--- WHAT YOU SHOULD DO ---
Set down the full listing exactly, character for character.

[Stored data]
•••••
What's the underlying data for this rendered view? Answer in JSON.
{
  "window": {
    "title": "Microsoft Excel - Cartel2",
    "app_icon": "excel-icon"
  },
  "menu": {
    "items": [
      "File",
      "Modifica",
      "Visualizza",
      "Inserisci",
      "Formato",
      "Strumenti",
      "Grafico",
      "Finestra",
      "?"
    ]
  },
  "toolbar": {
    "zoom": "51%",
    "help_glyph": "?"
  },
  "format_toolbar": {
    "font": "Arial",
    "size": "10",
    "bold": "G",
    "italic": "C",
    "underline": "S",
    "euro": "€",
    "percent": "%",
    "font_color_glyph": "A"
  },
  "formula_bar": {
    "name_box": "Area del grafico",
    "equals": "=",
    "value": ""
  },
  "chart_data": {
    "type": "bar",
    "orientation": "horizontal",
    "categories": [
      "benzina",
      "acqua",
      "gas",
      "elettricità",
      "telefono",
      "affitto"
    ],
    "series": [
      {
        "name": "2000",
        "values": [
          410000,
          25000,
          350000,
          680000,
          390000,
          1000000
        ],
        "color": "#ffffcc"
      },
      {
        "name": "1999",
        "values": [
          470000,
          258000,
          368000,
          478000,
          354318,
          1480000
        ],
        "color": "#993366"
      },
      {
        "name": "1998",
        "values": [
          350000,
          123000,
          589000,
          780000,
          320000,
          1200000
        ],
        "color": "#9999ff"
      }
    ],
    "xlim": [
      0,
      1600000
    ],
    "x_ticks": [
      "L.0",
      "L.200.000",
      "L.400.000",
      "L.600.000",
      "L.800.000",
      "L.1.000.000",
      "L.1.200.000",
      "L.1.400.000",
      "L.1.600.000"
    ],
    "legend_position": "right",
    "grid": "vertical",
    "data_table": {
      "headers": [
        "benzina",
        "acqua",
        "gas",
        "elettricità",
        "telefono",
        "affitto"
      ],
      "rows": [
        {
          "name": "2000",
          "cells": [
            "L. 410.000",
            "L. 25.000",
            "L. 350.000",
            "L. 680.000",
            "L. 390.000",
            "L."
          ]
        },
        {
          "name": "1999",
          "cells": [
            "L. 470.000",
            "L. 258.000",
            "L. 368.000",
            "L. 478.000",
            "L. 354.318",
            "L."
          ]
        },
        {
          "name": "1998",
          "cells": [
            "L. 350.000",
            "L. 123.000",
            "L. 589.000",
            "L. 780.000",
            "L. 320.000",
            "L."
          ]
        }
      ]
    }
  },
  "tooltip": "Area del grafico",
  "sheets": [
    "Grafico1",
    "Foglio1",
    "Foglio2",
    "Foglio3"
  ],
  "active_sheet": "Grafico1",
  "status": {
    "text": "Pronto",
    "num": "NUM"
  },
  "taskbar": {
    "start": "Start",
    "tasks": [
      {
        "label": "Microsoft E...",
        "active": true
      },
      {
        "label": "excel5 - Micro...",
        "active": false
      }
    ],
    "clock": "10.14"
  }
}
•••••
--- TASK OUTPUT ---
What's the underlying data for this rendered view? Answer in JSON.
{
  "window": {
    "title": "Microsoft Excel - Cartel2",
    "app_icon": "excel-icon"
  },
  "menu": {
    "items": [
      "File",
      "Modifica",
      "Visualizza",
      "Inserisci",
      "Formato",
      "Strumenti",
      "Grafico",
      "Finestra",
      "?"
    ]
  },
  "toolbar": {
    "zoom": "51%",
    "help_glyph": "?"
  },
  "format_toolbar": {
    "font": "Arial",
    "size": "10",
    "bold": "G",
    "italic": "C",
    "underline": "S",
    "euro": "€",
    "percent": "%",
    "font_color_glyph": "A"
  },
  "formula_bar": {
    "name_box": "Area del grafico",
    "equals": "=",
    "value": ""
  },
  "chart_data": {
    "type": "bar",
    "orientation": "horizontal",
    "categories": [
      "benzina",
      "acqua",
      "gas",
      "elettricità",
      "telefono",
      "affitto"
    ],
    "series": [
      {
        "name": "2000",
        "values": [
          410000,
          25000,
          350000,
          680000,
          390000,
          1000000
        ],
        "color": "#ffffcc"
      },
      {
        "name": "1999",
        "values": [
          470000,
          258000,
          368000,
          478000,
          354318,
          1480000
        ],
        "color": "#993366"
      },
      {
        "name": "1998",
        "values": [
          350000,
          123000,
          589000,
          780000,
          320000,
          1200000
        ],
        "color": "#9999ff"
      }
    ],
    "xlim": [
      0,
      1600000
    ],
    "x_ticks": [
      "L.0",
      "L.200.000",
      "L.400.000",
      "L.600.000",
      "L.800.000",
      "L.1.000.000",
      "L.1.200.000",
      "L.1.400.000",
      "L.1.600.000"
    ],
    "legend_position": "right",
    "grid": "vertical",
    "data_table": {
      "headers": [
        "benzina",
        "acqua",
        "gas",
        "elettricità",
        "telefono",
        "affitto"
      ],
      "rows": [
        {
          "name": "2000",
          "cells": [
            "L. 410.000",
            "L. 25.000",
            "L. 350.000",
            "L. 680.000",
            "L. 390.000",
            "L."
          ]
        },
        {
          "name": "1999",
          "cells": [
            "L. 470.000",
            "L. 258.000",
            "L. 368.000",
            "L. 478.000",
            "L. 354.318",
            "L."
          ]
        },
        {
          "name": "1998",
          "cells": [
            "L. 350.000",
            "L. 123.000",
            "L. 589.000",
            "L. 780.000",
            "L. 320.000",
            "L."
          ]
        }
      ]
    }
  },
  "tooltip": "Area del grafico",
  "sheets": [
    "Grafico1",
    "Foglio1",
    "Foglio2",
    "Foglio3"
  ],
  "active_sheet": "Grafico1",
  "status": {
    "text": "Pronto",
    "num": "NUM"
  },
  "taskbar": {
    "start": "Start",
    "tasks": [
      {
        "label": "Microsoft E...",
        "active": true
      },
      {
        "label": "excel5 - Micro...",
        "active": false
      }
    ],
    "clock": "10.14"
  }
}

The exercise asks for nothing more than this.